*What is needed*. Copy every line that mentions the word "image".

* Begin Input data *

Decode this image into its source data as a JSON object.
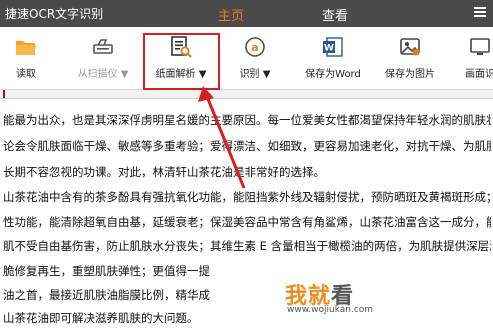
{
  "titlebar": {
    "app_title": "捷速OCR文字识别",
    "tabs": [
      {
        "label": "主页",
        "active": true
      },
      {
        "label": "查看",
        "active": false
      }
    ]
  },
  "toolbar": {
    "items": [
      {
        "label": "读取",
        "icon": "open-folder-icon",
        "disabled": false
      },
      {
        "label": "从扫描仪 ▼",
        "icon": "scanner-icon",
        "disabled": true
      },
      {
        "label": "纸面解析 ▼",
        "icon": "document-search-icon",
        "disabled": false
      },
      {
        "label": "识别 ▼",
        "icon": "recognize-icon",
        "disabled": false
      },
      {
        "label": "保存为Word",
        "icon": "word-icon",
        "disabled": false
      },
      {
        "label": "保存为图片",
        "icon": "image-icon",
        "disabled": false
      },
      {
        "label": "画面识",
        "icon": "screen-icon",
        "disabled": false
      }
    ]
  },
  "document": {
    "lines": [
      "能最为出众，也是其深深俘虏明星名媛的主要原因。每一位爱美女性都渴望保持年轻水润的肌肤状态",
      "论会令肌肤面临干燥、敏感等多重考验；爱得漂洁、如细致，更容易加速老化，对抗干燥、为肌肤补",
      "长期不容忽视的功课。对此，林清轩山茶花油是非常好的选择。",
      "山茶花油中含有的茶多酚具有强抗氧化功能，能阻挡紫外线及辐射侵扰，预防晒斑及黄褐斑形成；内含",
      "性功能，能清除超氧自由基，延缓衰老；保湿美容品中常含有角鲨烯，山茶花油富含这一成分，能有",
      "肌不受自由基伤害，防止肌肤水分丧失；其维生素 E 含量相当于橄榄油的两倍，为肌肤提供深层滋润",
      "脆修复再生，重塑肌肤弹性；更值得一提",
      "油之首，最接近肌肤油脂膜比例，精华成",
      "山茶花油即可解决滋养肌肤的大问题。"
    ]
  },
  "watermark": {
    "brand_main": "我就",
    "brand_tail": "看",
    "url": "www.wojiukan.com"
  },
  "colors": {
    "titlebar_bg": "#4a4a4a",
    "active_tab": "#f07a2a",
    "highlight": "#d62020",
    "watermark": "#f08b1c"
  }
}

* End Input data *

*Written answer*.
Decode this image into its source data as a JSON object.
        "icon": "image-icon",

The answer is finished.